PROBLEM: Continue the passage on the Livros dos Manifestos and the gold shipped across the Atlantic to Lisbon, picking up after its last sentence.

TEXT SEGMENT:
The first section will be devoted to describing the institutional framework of the Livros dos Manifestos, simultaneously making a comparison with Spain, which did not lose its relative homogeneity in spite of the changes introduced by legislative procedures. In the second section, a further comparison will be made between the conclusions obtained through this official source and the results already provided by other studies.
The period under scrutiny is that between 1720 and 1807. The beginning of this time scale is explained by the policy of centralization that was introduced in 1720 when a 1% tax first began to be levied on the value of the gold transported across the Atlantic Ocean. The Livros dos Manifestos ended in 1807, a fact that is not unconnected with the transfer of the Court to Brazil in the following year. For a few years, Lisbon ceased to be the Empire’s central place of reference and a new cycle had begun. Gold ceased to be a source of tax revenue for the budgets of the Portuguese state.

RECORDED INFORMATION:
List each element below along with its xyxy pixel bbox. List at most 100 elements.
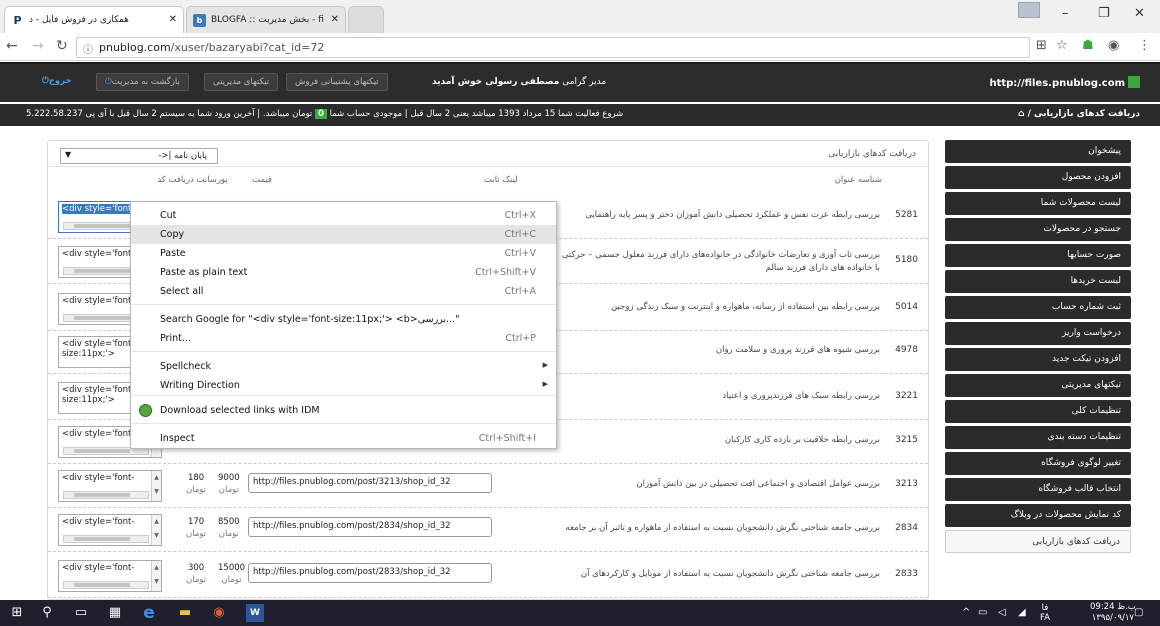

OUTPUT:
1. The production of the official source: Livros dos Manifestos

The payment of the 1% levy on gold was recorded in the Livros dos Manifestos do 1% do ouro do Brasil, which used to be carried on the carracksescorting the fleets. These books were later kept in the Lisbon Mint House, where the gold carried on ships coming to Portugal had to be taken. Despite the fact that the system of sailing in fleets finished in 1765 (Charter of September 10), the series continued until 1807. The need for the fiscal control of precious metal cargoes explains this continuity.
From 1720, the Manifestos, ledgers written by scribes traveling on the carracks of the fleet, registered the remittances of gold belonging both to the private agents and to the state. Those transporting gold under the system of compulsory escort paid 1% to the Lisbon Mint House. This levy was paid when the recipient (either in person or represented by his proxy) collected the gold sent from Brazil. This tax was fixed and justified by custom, for it was written that “the payment of a 1% commission was customary for Masters and Officers of Merchant ships.”5 In this way, the payment of the tax was based upon a common practice in the transportation of goods.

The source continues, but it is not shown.